=== WHAT YOU WILL DO ===
Reproduce the records below exactly as given.

--- start of DATA FOR THIS EXERCISE ---

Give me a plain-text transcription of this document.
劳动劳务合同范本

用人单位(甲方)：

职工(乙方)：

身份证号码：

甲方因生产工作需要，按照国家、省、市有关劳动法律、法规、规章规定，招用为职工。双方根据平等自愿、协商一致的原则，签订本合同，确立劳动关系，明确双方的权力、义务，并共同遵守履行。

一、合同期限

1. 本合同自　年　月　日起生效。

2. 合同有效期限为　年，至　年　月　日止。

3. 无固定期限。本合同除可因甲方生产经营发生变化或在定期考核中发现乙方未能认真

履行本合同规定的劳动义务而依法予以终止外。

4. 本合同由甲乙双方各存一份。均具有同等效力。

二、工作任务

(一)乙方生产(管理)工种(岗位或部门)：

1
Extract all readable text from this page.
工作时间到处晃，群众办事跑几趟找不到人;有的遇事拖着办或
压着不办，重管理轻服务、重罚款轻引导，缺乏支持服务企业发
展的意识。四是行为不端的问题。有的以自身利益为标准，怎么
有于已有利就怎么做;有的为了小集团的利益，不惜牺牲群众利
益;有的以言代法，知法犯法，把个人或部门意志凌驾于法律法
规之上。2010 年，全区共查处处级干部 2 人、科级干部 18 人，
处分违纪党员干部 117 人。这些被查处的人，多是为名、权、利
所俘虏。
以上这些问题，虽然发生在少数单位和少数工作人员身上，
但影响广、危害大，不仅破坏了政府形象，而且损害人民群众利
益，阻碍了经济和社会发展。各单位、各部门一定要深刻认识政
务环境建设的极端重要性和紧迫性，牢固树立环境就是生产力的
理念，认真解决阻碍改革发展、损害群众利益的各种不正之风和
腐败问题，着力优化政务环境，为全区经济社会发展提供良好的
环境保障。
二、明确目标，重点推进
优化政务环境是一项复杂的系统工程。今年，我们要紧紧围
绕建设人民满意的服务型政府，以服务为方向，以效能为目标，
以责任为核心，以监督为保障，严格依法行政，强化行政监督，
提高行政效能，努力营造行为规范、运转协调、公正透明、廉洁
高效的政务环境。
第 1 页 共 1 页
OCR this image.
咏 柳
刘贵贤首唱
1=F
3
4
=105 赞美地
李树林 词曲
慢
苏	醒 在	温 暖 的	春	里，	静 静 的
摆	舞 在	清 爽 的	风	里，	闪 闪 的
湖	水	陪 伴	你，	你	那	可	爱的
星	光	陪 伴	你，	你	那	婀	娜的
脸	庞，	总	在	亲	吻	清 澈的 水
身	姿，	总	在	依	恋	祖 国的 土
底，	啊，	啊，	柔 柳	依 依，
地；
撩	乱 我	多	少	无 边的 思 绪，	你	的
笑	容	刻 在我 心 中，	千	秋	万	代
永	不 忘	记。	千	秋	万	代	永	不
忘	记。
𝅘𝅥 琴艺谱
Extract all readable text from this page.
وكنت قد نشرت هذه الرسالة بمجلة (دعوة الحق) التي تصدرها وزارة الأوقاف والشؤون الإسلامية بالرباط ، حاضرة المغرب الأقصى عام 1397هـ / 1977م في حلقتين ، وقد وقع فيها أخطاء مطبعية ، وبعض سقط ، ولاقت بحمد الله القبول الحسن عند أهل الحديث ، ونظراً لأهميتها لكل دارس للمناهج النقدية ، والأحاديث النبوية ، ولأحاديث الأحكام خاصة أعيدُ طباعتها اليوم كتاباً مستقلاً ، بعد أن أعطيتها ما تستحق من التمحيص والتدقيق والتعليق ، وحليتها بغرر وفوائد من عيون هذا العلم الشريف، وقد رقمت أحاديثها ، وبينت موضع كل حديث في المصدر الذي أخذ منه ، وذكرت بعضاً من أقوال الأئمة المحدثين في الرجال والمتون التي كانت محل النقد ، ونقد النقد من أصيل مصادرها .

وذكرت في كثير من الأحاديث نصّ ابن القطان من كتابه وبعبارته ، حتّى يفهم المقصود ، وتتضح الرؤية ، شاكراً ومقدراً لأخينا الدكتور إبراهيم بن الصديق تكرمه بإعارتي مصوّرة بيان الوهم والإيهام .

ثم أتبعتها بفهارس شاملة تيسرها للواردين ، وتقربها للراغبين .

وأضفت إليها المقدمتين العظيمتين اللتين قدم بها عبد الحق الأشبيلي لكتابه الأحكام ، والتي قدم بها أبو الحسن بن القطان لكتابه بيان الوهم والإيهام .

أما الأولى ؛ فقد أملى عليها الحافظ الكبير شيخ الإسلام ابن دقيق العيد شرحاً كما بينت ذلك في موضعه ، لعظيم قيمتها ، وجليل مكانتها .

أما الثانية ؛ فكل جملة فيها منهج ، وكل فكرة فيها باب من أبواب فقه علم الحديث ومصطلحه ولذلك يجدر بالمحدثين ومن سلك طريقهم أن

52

--- end of DATA FOR THIS EXERCISE ---

=== EXPECTED ANSWER ===
Give me a plain-text transcription of this document.
劳动劳务合同范本

用人单位(甲方)：

职工(乙方)：

身份证号码：

甲方因生产工作需要，按照国家、省、市有关劳动法律、法规、规章规定，招用为职工。双方根据平等自愿、协商一致的原则，签订本合同，确立劳动关系，明确双方的权力、义务，并共同遵守履行。

一、合同期限

1. 本合同自　年　月　日起生效。

2. 合同有效期限为　年，至　年　月　日止。

3. 无固定期限。本合同除可因甲方生产经营发生变化或在定期考核中发现乙方未能认真

履行本合同规定的劳动义务而依法予以终止外。

4. 本合同由甲乙双方各存一份。均具有同等效力。

二、工作任务

(一)乙方生产(管理)工种(岗位或部门)：

1
Extract all readable text from this page.
工作时间到处晃，群众办事跑几趟找不到人;有的遇事拖着办或
压着不办，重管理轻服务、重罚款轻引导，缺乏支持服务企业发
展的意识。四是行为不端的问题。有的以自身利益为标准，怎么
有于已有利就怎么做;有的为了小集团的利益，不惜牺牲群众利
益;有的以言代法，知法犯法，把个人或部门意志凌驾于法律法
规之上。2010 年，全区共查处处级干部 2 人、科级干部 18 人，
处分违纪党员干部 117 人。这些被查处的人，多是为名、权、利
所俘虏。
以上这些问题，虽然发生在少数单位和少数工作人员身上，
但影响广、危害大，不仅破坏了政府形象，而且损害人民群众利
益，阻碍了经济和社会发展。各单位、各部门一定要深刻认识政
务环境建设的极端重要性和紧迫性，牢固树立环境就是生产力的
理念，认真解决阻碍改革发展、损害群众利益的各种不正之风和
腐败问题，着力优化政务环境，为全区经济社会发展提供良好的
环境保障。
二、明确目标，重点推进
优化政务环境是一项复杂的系统工程。今年，我们要紧紧围
绕建设人民满意的服务型政府，以服务为方向，以效能为目标，
以责任为核心，以监督为保障，严格依法行政，强化行政监督，
提高行政效能，努力营造行为规范、运转协调、公正透明、廉洁
高效的政务环境。
第 1 页 共 1 页
OCR this image.
咏 柳
刘贵贤首唱
1=F
3
4
=105 赞美地
李树林 词曲
慢
苏	醒 在	温 暖 的	春	里，	静 静 的
摆	舞 在	清 爽 的	风	里，	闪 闪 的
湖	水	陪 伴	你，	你	那	可	爱的
星	光	陪 伴	你，	你	那	婀	娜的
脸	庞，	总	在	亲	吻	清 澈的 水
身	姿，	总	在	依	恋	祖 国的 土
底，	啊，	啊，	柔 柳	依 依，
地；
撩	乱 我	多	少	无 边的 思 绪，	你	的
笑	容	刻 在我 心 中，	千	秋	万	代
永	不 忘	记。	千	秋	万	代	永	不
忘	记。
𝅘𝅥 琴艺谱
Extract all readable text from this page.
وكنت قد نشرت هذه الرسالة بمجلة (دعوة الحق) التي تصدرها وزارة الأوقاف والشؤون الإسلامية بالرباط ، حاضرة المغرب الأقصى عام 1397هـ / 1977م في حلقتين ، وقد وقع فيها أخطاء مطبعية ، وبعض سقط ، ولاقت بحمد الله القبول الحسن عند أهل الحديث ، ونظراً لأهميتها لكل دارس للمناهج النقدية ، والأحاديث النبوية ، ولأحاديث الأحكام خاصة أعيدُ طباعتها اليوم كتاباً مستقلاً ، بعد أن أعطيتها ما تستحق من التمحيص والتدقيق والتعليق ، وحليتها بغرر وفوائد من عيون هذا العلم الشريف، وقد رقمت أحاديثها ، وبينت موضع كل حديث في المصدر الذي أخذ منه ، وذكرت بعضاً من أقوال الأئمة المحدثين في الرجال والمتون التي كانت محل النقد ، ونقد النقد من أصيل مصادرها .

وذكرت في كثير من الأحاديث نصّ ابن القطان من كتابه وبعبارته ، حتّى يفهم المقصود ، وتتضح الرؤية ، شاكراً ومقدراً لأخينا الدكتور إبراهيم بن الصديق تكرمه بإعارتي مصوّرة بيان الوهم والإيهام .

ثم أتبعتها بفهارس شاملة تيسرها للواردين ، وتقربها للراغبين .

وأضفت إليها المقدمتين العظيمتين اللتين قدم بها عبد الحق الأشبيلي لكتابه الأحكام ، والتي قدم بها أبو الحسن بن القطان لكتابه بيان الوهم والإيهام .

أما الأولى ؛ فقد أملى عليها الحافظ الكبير شيخ الإسلام ابن دقيق العيد شرحاً كما بينت ذلك في موضعه ، لعظيم قيمتها ، وجليل مكانتها .

أما الثانية ؛ فكل جملة فيها منهج ، وكل فكرة فيها باب من أبواب فقه علم الحديث ومصطلحه ولذلك يجدر بالمحدثين ومن سلك طريقهم أن

52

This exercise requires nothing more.